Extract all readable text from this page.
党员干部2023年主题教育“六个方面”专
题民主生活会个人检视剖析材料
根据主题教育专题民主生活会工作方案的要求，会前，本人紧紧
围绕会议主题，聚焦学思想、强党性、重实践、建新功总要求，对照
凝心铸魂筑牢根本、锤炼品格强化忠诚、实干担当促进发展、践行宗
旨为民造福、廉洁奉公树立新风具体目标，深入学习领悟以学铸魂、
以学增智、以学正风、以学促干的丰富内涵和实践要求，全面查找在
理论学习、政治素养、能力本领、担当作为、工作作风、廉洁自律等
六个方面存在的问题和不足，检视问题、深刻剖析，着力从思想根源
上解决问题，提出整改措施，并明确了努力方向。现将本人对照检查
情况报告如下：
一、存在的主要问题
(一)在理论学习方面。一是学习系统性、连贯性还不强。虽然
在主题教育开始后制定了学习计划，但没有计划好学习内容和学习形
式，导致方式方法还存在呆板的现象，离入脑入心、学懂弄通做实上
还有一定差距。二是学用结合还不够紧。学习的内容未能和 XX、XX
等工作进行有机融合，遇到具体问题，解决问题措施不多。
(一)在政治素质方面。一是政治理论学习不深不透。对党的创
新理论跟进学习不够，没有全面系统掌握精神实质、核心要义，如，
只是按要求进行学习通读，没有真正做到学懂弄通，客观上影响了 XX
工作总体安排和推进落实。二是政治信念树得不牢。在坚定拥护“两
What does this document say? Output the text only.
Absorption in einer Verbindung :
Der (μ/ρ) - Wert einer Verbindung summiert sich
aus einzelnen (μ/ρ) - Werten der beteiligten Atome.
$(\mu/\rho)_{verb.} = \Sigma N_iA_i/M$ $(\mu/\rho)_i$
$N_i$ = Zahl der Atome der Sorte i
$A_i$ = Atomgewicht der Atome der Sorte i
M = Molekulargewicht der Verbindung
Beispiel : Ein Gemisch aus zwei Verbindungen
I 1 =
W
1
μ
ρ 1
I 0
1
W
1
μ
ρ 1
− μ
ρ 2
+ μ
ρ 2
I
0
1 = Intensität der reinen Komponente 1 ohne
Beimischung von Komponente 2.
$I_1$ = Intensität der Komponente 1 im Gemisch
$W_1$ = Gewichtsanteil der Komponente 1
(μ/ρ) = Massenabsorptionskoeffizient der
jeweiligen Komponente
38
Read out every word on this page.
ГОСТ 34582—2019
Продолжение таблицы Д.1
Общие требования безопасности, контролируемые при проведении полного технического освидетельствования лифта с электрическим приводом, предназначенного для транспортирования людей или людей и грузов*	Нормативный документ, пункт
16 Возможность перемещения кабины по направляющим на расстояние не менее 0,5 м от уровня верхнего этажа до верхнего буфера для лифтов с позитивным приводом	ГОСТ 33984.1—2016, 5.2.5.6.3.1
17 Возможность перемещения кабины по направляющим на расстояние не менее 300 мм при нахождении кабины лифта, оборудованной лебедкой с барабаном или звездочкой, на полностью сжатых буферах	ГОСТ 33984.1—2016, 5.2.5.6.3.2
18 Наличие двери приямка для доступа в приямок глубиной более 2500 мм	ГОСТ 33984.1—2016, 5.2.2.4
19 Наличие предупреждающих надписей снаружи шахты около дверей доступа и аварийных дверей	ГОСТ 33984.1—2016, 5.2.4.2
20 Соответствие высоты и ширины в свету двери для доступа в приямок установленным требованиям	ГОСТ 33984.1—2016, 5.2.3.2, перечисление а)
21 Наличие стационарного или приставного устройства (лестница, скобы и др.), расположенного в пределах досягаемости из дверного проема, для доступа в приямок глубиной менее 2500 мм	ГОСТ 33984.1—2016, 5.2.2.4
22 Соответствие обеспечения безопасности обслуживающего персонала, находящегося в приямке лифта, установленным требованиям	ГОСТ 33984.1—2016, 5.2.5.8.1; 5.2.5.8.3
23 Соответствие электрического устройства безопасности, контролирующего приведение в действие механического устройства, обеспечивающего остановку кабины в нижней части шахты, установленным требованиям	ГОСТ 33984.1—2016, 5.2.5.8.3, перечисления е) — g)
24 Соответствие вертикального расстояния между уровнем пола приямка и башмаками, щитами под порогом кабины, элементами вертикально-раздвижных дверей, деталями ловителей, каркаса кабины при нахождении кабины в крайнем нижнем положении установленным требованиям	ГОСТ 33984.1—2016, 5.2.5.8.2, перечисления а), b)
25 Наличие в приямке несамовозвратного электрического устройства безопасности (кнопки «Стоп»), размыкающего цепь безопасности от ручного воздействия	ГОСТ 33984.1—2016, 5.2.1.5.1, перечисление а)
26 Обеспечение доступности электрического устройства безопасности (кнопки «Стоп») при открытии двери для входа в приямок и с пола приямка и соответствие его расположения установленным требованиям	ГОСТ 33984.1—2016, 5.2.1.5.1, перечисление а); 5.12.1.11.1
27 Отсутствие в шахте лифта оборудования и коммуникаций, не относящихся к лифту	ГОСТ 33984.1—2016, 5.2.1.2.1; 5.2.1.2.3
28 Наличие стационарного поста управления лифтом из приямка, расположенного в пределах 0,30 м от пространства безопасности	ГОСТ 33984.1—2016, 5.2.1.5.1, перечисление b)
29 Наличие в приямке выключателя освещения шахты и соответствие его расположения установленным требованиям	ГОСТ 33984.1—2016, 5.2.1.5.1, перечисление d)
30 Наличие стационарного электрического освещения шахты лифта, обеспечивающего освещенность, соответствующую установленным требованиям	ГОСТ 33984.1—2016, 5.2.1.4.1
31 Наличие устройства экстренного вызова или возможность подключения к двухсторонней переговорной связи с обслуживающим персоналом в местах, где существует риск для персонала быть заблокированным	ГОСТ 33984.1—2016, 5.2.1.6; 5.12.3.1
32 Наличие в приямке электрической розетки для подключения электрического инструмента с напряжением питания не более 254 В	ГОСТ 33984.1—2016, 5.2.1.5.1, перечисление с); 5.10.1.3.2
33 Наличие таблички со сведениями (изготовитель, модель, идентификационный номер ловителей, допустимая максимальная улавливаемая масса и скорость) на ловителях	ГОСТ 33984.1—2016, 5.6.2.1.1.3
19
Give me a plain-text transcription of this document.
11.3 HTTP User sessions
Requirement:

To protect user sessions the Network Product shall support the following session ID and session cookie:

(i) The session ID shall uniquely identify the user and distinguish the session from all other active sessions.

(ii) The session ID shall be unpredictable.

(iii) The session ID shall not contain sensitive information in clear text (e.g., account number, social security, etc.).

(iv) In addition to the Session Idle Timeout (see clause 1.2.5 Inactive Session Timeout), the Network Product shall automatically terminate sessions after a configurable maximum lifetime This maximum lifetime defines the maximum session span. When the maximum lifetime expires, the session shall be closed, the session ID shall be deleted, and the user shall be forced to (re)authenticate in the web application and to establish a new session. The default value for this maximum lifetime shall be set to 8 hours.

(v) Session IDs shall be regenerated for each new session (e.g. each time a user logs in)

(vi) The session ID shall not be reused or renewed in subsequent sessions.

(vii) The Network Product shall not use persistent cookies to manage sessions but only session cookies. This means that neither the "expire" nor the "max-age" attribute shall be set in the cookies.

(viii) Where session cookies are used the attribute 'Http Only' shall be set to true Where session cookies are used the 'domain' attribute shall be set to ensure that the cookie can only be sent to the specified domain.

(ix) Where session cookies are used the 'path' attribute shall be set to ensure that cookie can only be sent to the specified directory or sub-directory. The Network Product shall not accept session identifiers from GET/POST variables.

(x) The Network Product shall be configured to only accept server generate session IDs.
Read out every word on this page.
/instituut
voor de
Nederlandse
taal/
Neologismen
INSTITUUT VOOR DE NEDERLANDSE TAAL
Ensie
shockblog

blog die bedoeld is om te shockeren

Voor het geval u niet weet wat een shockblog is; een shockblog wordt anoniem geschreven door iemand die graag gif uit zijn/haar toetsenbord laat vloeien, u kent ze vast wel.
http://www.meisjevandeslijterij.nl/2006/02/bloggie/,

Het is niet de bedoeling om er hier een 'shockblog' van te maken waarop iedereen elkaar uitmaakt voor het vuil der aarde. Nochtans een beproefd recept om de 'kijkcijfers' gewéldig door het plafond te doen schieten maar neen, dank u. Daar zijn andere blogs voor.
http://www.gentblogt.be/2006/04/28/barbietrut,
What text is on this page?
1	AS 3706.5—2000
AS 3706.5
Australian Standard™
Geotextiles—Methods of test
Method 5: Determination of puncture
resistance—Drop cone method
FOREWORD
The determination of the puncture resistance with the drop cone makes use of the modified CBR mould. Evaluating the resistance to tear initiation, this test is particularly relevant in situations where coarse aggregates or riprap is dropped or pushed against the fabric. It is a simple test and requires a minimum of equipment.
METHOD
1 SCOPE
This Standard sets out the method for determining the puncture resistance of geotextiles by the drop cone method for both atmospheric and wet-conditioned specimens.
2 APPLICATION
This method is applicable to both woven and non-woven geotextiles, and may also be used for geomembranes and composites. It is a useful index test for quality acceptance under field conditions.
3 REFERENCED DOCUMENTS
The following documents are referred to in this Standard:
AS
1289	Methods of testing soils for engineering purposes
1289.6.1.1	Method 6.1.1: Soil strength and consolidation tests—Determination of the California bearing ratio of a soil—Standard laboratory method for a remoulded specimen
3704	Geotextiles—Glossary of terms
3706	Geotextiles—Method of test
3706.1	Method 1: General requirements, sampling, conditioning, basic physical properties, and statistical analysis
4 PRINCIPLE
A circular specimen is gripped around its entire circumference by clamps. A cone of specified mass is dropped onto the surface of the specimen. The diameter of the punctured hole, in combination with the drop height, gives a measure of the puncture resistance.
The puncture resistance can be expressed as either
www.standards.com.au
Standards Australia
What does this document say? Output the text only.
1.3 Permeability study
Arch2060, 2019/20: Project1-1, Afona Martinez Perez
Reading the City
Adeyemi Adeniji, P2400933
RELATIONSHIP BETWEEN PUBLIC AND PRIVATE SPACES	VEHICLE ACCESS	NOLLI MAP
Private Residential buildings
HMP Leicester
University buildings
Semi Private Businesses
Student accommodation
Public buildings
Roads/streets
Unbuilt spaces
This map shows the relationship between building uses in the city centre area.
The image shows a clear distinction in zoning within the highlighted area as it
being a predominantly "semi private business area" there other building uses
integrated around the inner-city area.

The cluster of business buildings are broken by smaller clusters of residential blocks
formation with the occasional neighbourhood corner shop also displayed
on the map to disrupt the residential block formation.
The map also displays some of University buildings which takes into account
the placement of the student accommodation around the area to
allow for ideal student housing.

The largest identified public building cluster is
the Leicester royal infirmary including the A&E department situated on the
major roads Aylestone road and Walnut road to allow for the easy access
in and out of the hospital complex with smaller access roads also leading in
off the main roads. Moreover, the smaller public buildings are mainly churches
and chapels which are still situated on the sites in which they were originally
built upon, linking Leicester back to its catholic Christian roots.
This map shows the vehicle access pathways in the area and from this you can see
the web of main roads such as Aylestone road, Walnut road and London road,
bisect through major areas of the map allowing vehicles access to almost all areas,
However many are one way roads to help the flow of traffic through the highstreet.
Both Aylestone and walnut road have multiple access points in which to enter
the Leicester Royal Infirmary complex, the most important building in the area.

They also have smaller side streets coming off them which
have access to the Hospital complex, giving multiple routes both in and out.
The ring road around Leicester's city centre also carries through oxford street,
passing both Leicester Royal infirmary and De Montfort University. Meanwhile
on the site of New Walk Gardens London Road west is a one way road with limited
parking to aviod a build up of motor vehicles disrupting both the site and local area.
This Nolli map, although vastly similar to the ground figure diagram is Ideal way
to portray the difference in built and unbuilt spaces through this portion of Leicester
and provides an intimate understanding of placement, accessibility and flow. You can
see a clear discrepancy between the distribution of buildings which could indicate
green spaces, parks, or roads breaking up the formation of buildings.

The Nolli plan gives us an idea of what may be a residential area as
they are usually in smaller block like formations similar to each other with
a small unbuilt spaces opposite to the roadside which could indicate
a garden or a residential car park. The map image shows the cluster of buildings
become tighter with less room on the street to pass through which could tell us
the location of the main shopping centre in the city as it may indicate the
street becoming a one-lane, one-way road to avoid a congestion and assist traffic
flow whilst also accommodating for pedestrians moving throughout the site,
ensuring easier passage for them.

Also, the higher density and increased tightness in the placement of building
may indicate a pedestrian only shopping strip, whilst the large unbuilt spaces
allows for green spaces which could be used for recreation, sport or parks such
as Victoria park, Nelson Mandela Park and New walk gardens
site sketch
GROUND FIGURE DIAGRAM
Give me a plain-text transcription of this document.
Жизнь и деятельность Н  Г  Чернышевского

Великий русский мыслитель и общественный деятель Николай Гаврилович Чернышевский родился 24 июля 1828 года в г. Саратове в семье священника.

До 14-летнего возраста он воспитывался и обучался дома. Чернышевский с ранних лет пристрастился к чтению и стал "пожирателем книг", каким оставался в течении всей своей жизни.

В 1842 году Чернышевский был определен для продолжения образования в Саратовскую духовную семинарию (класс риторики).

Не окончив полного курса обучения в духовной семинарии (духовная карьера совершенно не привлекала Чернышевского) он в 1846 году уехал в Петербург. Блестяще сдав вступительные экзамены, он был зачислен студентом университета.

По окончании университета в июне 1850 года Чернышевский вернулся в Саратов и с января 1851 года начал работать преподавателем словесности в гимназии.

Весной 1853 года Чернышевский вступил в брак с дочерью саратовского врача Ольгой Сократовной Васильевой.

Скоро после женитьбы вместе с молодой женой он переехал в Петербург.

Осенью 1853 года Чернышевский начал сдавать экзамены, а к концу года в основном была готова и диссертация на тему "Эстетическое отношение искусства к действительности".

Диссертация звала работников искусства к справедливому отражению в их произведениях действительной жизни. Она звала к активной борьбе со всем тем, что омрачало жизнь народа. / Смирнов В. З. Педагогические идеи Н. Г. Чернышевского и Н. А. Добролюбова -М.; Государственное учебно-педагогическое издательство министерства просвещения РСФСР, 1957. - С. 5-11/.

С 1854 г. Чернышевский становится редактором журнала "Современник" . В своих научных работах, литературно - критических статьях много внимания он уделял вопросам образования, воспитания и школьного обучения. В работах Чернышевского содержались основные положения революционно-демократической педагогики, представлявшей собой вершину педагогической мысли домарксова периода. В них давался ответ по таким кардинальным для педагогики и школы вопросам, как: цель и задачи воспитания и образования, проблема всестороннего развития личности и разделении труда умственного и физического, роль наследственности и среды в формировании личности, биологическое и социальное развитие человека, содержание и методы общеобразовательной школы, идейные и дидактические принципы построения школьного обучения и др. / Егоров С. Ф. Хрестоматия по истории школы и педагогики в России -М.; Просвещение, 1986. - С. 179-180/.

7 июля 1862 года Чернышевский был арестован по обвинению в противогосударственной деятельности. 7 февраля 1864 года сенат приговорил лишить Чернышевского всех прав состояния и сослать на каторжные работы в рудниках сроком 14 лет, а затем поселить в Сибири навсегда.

=-=-=

- Task to complete
Go through the listing above and pull out each line containing the word "приводом".

- The reply
Общие требования безопасности, контролируемые при проведении полного технического освидетельствования лифта с электрическим приводом, предназначенного для транспортирования людей или людей и грузов*	Нормативный документ, пункт
16 Возможность перемещения кабины по направляющим на расстояние не менее 0,5 м от уровня верхнего этажа до верхнего буфера для лифтов с позитивным приводом	ГОСТ 33984.1—2016, 5.2.5.6.3.1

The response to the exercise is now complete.